INPUT FOR THIS TASK:
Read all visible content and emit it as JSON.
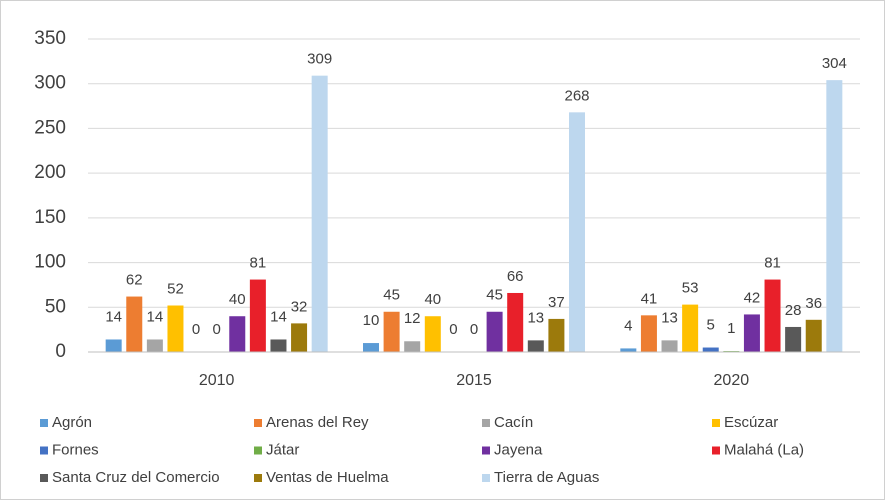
{
  "chart_data": {
    "type": "bar",
    "categories": [
      "2010",
      "2015",
      "2020"
    ],
    "series": [
      {
        "name": "Agrón",
        "color": "#5b9bd5",
        "values": [
          14,
          10,
          4
        ]
      },
      {
        "name": "Arenas del Rey",
        "color": "#ed7d31",
        "values": [
          62,
          45,
          41
        ]
      },
      {
        "name": "Cacín",
        "color": "#a5a5a5",
        "values": [
          14,
          12,
          13
        ]
      },
      {
        "name": "Escúzar",
        "color": "#ffc000",
        "values": [
          52,
          40,
          53
        ]
      },
      {
        "name": "Fornes",
        "color": "#4472c4",
        "values": [
          0,
          0,
          5
        ]
      },
      {
        "name": "Játar",
        "color": "#70ad47",
        "values": [
          0,
          0,
          1
        ]
      },
      {
        "name": "Jayena",
        "color": "#7030a0",
        "values": [
          40,
          45,
          42
        ]
      },
      {
        "name": "Malahá (La)",
        "color": "#e8202a",
        "values": [
          81,
          66,
          81
        ]
      },
      {
        "name": "Santa Cruz del Comercio",
        "color": "#595959",
        "values": [
          14,
          13,
          28
        ]
      },
      {
        "name": "Ventas de Huelma",
        "color": "#9c7a0c",
        "values": [
          32,
          37,
          36
        ]
      },
      {
        "name": "Tierra de Aguas",
        "color": "#bdd7ee",
        "values": [
          309,
          268,
          304
        ]
      }
    ],
    "ylim": [
      0,
      350
    ],
    "yticks": [
      0,
      50,
      100,
      150,
      200,
      250,
      300,
      350
    ],
    "grid": true
  }
}
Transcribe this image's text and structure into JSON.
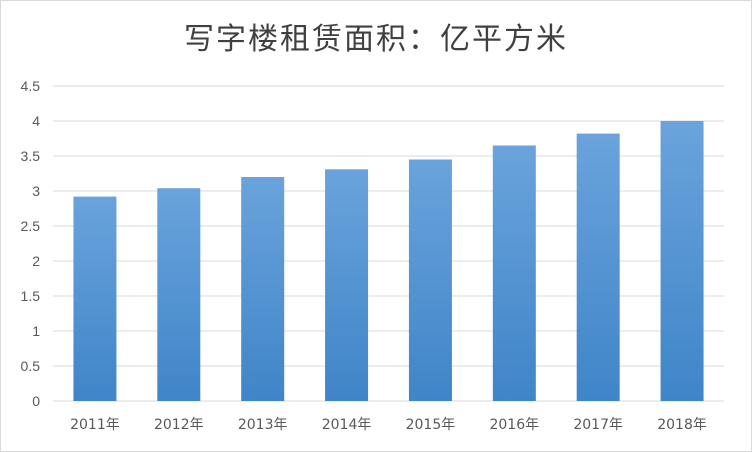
{
  "chart_data": {
    "type": "bar",
    "title": "写字楼租赁面积：亿平方米",
    "categories": [
      "2011年",
      "2012年",
      "2013年",
      "2014年",
      "2015年",
      "2016年",
      "2017年",
      "2018年"
    ],
    "values": [
      2.92,
      3.04,
      3.2,
      3.31,
      3.45,
      3.65,
      3.82,
      4.0
    ],
    "ylim": [
      0,
      4.5
    ],
    "yticks": [
      "0",
      "0.5",
      "1",
      "1.5",
      "2",
      "2.5",
      "3",
      "3.5",
      "4",
      "4.5"
    ],
    "grid": true,
    "legend": "none",
    "bar_color_top": "#6aa3dc",
    "bar_color_bottom": "#3f85c8",
    "grid_color": "#d9d9d9"
  }
}
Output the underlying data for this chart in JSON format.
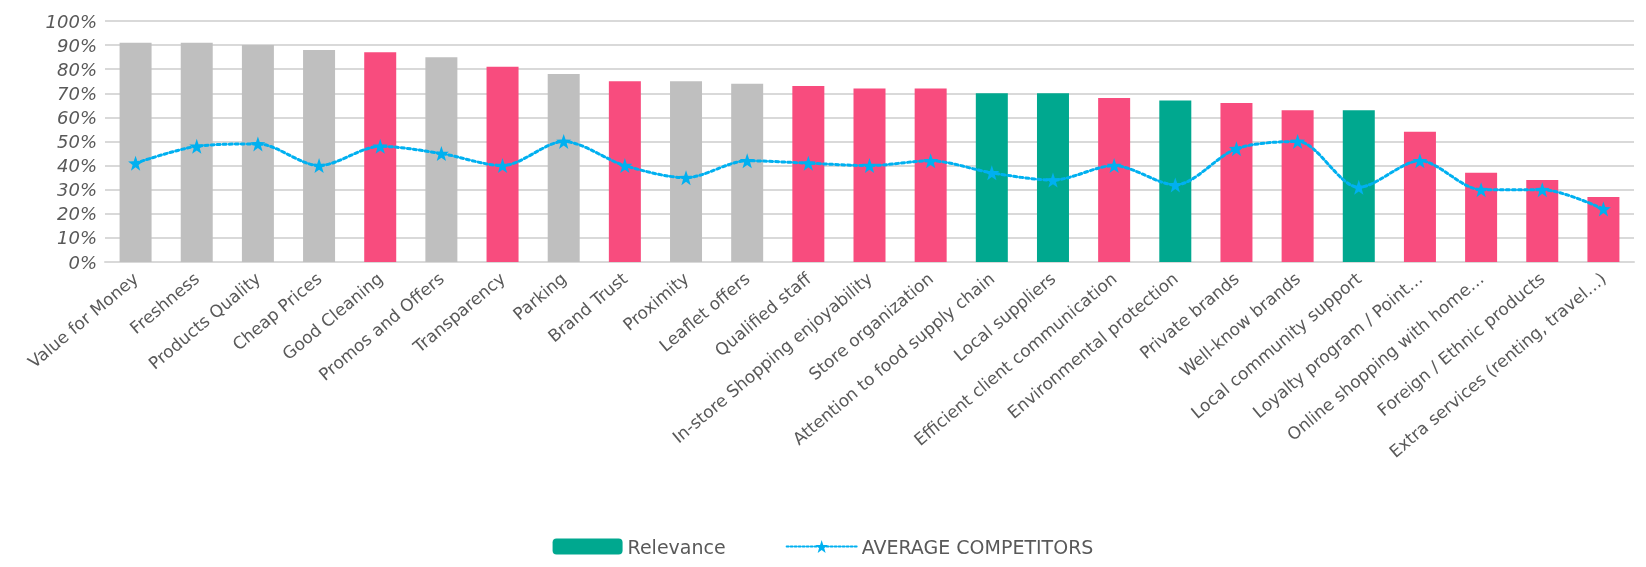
{
  "chart_data": {
    "type": "bar",
    "categories": [
      "Value for Money",
      "Freshness",
      "Products Quality",
      "Cheap Prices",
      "Good Cleaning",
      "Promos and Offers",
      "Transparency",
      "Parking",
      "Brand Trust",
      "Proximity",
      "Leaflet offers",
      "Qualified staff",
      "In-store Shopping enjoyability",
      "Store organization",
      "Attention to food supply chain",
      "Local suppliers",
      "Efficient client communication",
      "Environmental protection",
      "Private brands",
      "Well-know brands",
      "Local community support",
      "Loyalty program / Point…",
      "Online shopping with home…",
      "Foreign / Ethnic products",
      "Extra services (renting, travel…)"
    ],
    "series": [
      {
        "name": "Relevance",
        "color": "#00a88f",
        "values": [
          91,
          91,
          90,
          88,
          87,
          85,
          81,
          78,
          75,
          75,
          74,
          73,
          72,
          72,
          70,
          70,
          68,
          67,
          66,
          63,
          63,
          54,
          37,
          34,
          27
        ],
        "colors": [
          "#bfbfbf",
          "#bfbfbf",
          "#bfbfbf",
          "#bfbfbf",
          "#f84c7e",
          "#bfbfbf",
          "#f84c7e",
          "#bfbfbf",
          "#f84c7e",
          "#bfbfbf",
          "#bfbfbf",
          "#f84c7e",
          "#f84c7e",
          "#f84c7e",
          "#00a88f",
          "#00a88f",
          "#f84c7e",
          "#00a88f",
          "#f84c7e",
          "#f84c7e",
          "#00a88f",
          "#f84c7e",
          "#f84c7e",
          "#f84c7e",
          "#f84c7e"
        ]
      },
      {
        "name": "AVERAGE COMPETITORS",
        "type": "line",
        "color": "#00b0f0",
        "marker": "star",
        "line_style": "dotted",
        "values": [
          41,
          48,
          49,
          40,
          48,
          45,
          40,
          50,
          40,
          35,
          42,
          41,
          40,
          42,
          37,
          34,
          40,
          32,
          47,
          50,
          31,
          42,
          30,
          30,
          22
        ]
      }
    ],
    "ylim": [
      0,
      100
    ],
    "yticks": [
      {
        "value": 0,
        "label": "0%"
      },
      {
        "value": 10,
        "label": "10%"
      },
      {
        "value": 20,
        "label": "20%"
      },
      {
        "value": 30,
        "label": "30%"
      },
      {
        "value": 40,
        "label": "40%"
      },
      {
        "value": 50,
        "label": "50%"
      },
      {
        "value": 60,
        "label": "60%"
      },
      {
        "value": 70,
        "label": "70%"
      },
      {
        "value": 80,
        "label": "80%"
      },
      {
        "value": 90,
        "label": "90%"
      },
      {
        "value": 100,
        "label": "100%"
      }
    ],
    "grid": "y",
    "legend": "bottom"
  }
}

GIVEN REQUEST:
Search the lines for the word "Local" and report how many contain it, by number only.

SOLUTION TO THIS TASK:
2